[Figure dataset records]

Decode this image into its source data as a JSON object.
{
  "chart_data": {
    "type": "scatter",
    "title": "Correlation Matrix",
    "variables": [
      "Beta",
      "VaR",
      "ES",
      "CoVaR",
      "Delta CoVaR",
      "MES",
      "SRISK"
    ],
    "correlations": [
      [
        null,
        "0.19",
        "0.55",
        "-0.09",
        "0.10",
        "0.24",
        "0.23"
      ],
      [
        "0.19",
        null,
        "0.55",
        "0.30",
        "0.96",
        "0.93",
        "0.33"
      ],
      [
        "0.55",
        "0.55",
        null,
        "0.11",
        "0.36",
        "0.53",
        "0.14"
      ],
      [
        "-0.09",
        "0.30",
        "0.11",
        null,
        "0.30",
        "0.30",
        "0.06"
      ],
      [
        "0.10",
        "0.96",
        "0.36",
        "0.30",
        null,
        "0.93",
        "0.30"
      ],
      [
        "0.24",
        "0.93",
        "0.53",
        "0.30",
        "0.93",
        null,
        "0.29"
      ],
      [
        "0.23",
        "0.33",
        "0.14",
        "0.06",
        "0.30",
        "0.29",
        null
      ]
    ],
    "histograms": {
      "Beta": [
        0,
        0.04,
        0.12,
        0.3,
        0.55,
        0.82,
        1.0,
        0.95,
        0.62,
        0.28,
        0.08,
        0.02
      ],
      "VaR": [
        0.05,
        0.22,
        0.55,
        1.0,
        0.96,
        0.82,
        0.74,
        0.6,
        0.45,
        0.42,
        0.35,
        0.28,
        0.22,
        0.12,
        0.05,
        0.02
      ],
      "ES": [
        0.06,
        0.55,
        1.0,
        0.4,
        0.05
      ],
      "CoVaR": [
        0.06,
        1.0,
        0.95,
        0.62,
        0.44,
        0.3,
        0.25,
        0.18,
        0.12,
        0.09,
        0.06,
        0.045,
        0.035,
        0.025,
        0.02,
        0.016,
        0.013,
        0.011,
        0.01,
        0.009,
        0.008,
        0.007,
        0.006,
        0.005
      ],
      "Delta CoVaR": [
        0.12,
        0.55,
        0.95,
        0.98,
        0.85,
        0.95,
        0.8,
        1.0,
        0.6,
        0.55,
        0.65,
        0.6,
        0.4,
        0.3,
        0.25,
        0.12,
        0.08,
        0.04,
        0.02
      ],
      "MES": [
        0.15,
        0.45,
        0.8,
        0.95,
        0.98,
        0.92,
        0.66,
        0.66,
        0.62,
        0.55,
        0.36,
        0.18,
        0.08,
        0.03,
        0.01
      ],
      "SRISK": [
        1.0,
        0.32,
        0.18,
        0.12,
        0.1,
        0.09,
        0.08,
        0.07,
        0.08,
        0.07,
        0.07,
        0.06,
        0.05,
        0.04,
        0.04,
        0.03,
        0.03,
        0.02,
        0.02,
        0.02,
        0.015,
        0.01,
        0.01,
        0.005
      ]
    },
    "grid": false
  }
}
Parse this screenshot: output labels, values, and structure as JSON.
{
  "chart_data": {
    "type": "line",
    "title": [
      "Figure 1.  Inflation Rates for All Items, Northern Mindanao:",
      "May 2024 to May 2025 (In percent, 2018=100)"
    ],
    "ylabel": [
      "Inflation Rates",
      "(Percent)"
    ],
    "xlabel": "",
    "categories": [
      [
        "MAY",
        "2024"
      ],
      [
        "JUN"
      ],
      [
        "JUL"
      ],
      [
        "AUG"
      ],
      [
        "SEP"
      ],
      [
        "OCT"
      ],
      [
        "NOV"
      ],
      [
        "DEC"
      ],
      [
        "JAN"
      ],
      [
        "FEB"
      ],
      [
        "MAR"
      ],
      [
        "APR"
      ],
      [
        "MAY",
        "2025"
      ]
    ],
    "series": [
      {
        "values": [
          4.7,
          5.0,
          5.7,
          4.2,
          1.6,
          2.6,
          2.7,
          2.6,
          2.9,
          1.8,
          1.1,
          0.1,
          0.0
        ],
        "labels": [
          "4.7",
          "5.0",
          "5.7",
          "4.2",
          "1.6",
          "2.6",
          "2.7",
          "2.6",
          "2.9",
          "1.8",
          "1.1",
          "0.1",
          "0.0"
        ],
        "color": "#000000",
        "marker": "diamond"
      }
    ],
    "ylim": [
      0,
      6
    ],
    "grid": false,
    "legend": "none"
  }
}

Task goal:
Write out the listing once more, matching it exactly.

Exercise response:
Decode this image into its source data as a JSON object.
{
  "chart_data": {
    "type": "scatter",
    "title": "Correlation Matrix",
    "variables": [
      "Beta",
      "VaR",
      "ES",
      "CoVaR",
      "Delta CoVaR",
      "MES",
      "SRISK"
    ],
    "correlations": [
      [
        null,
        "0.19",
        "0.55",
        "-0.09",
        "0.10",
        "0.24",
        "0.23"
      ],
      [
        "0.19",
        null,
        "0.55",
        "0.30",
        "0.96",
        "0.93",
        "0.33"
      ],
      [
        "0.55",
        "0.55",
        null,
        "0.11",
        "0.36",
        "0.53",
        "0.14"
      ],
      [
        "-0.09",
        "0.30",
        "0.11",
        null,
        "0.30",
        "0.30",
        "0.06"
      ],
      [
        "0.10",
        "0.96",
        "0.36",
        "0.30",
        null,
        "0.93",
        "0.30"
      ],
      [
        "0.24",
        "0.93",
        "0.53",
        "0.30",
        "0.93",
        null,
        "0.29"
      ],
      [
        "0.23",
        "0.33",
        "0.14",
        "0.06",
        "0.30",
        "0.29",
        null
      ]
    ],
    "histograms": {
      "Beta": [
        0,
        0.04,
        0.12,
        0.3,
        0.55,
        0.82,
        1.0,
        0.95,
        0.62,
        0.28,
        0.08,
        0.02
      ],
      "VaR": [
        0.05,
        0.22,
        0.55,
        1.0,
        0.96,
        0.82,
        0.74,
        0.6,
        0.45,
        0.42,
        0.35,
        0.28,
        0.22,
        0.12,
        0.05,
        0.02
      ],
      "ES": [
        0.06,
        0.55,
        1.0,
        0.4,
        0.05
      ],
      "CoVaR": [
        0.06,
        1.0,
        0.95,
        0.62,
        0.44,
        0.3,
        0.25,
        0.18,
        0.12,
        0.09,
        0.06,
        0.045,
        0.035,
        0.025,
        0.02,
        0.016,
        0.013,
        0.011,
        0.01,
        0.009,
        0.008,
        0.007,
        0.006,
        0.005
      ],
      "Delta CoVaR": [
        0.12,
        0.55,
        0.95,
        0.98,
        0.85,
        0.95,
        0.8,
        1.0,
        0.6,
        0.55,
        0.65,
        0.6,
        0.4,
        0.3,
        0.25,
        0.12,
        0.08,
        0.04,
        0.02
      ],
      "MES": [
        0.15,
        0.45,
        0.8,
        0.95,
        0.98,
        0.92,
        0.66,
        0.66,
        0.62,
        0.55,
        0.36,
        0.18,
        0.08,
        0.03,
        0.01
      ],
      "SRISK": [
        1.0,
        0.32,
        0.18,
        0.12,
        0.1,
        0.09,
        0.08,
        0.07,
        0.08,
        0.07,
        0.07,
        0.06,
        0.05,
        0.04,
        0.04,
        0.03,
        0.03,
        0.02,
        0.02,
        0.02,
        0.015,
        0.01,
        0.01,
        0.005
      ]
    },
    "grid": false
  }
}
Parse this screenshot: output labels, values, and structure as JSON.
{
  "chart_data": {
    "type": "line",
    "title": [
      "Figure 1.  Inflation Rates for All Items, Northern Mindanao:",
      "May 2024 to May 2025 (In percent, 2018=100)"
    ],
    "ylabel": [
      "Inflation Rates",
      "(Percent)"
    ],
    "xlabel": "",
    "categories": [
      [
        "MAY",
        "2024"
      ],
      [
        "JUN"
      ],
      [
        "JUL"
      ],
      [
        "AUG"
      ],
      [
        "SEP"
      ],
      [
        "OCT"
      ],
      [
        "NOV"
      ],
      [
        "DEC"
      ],
      [
        "JAN"
      ],
      [
        "FEB"
      ],
      [
        "MAR"
      ],
      [
        "APR"
      ],
      [
        "MAY",
        "2025"
      ]
    ],
    "series": [
      {
        "values": [
          4.7,
          5.0,
          5.7,
          4.2,
          1.6,
          2.6,
          2.7,
          2.6,
          2.9,
          1.8,
          1.1,
          0.1,
          0.0
        ],
        "labels": [
          "4.7",
          "5.0",
          "5.7",
          "4.2",
          "1.6",
          "2.6",
          "2.7",
          "2.6",
          "2.9",
          "1.8",
          "1.1",
          "0.1",
          "0.0"
        ],
        "color": "#000000",
        "marker": "diamond"
      }
    ],
    "ylim": [
      0,
      6
    ],
    "grid": false,
    "legend": "none"
  }
}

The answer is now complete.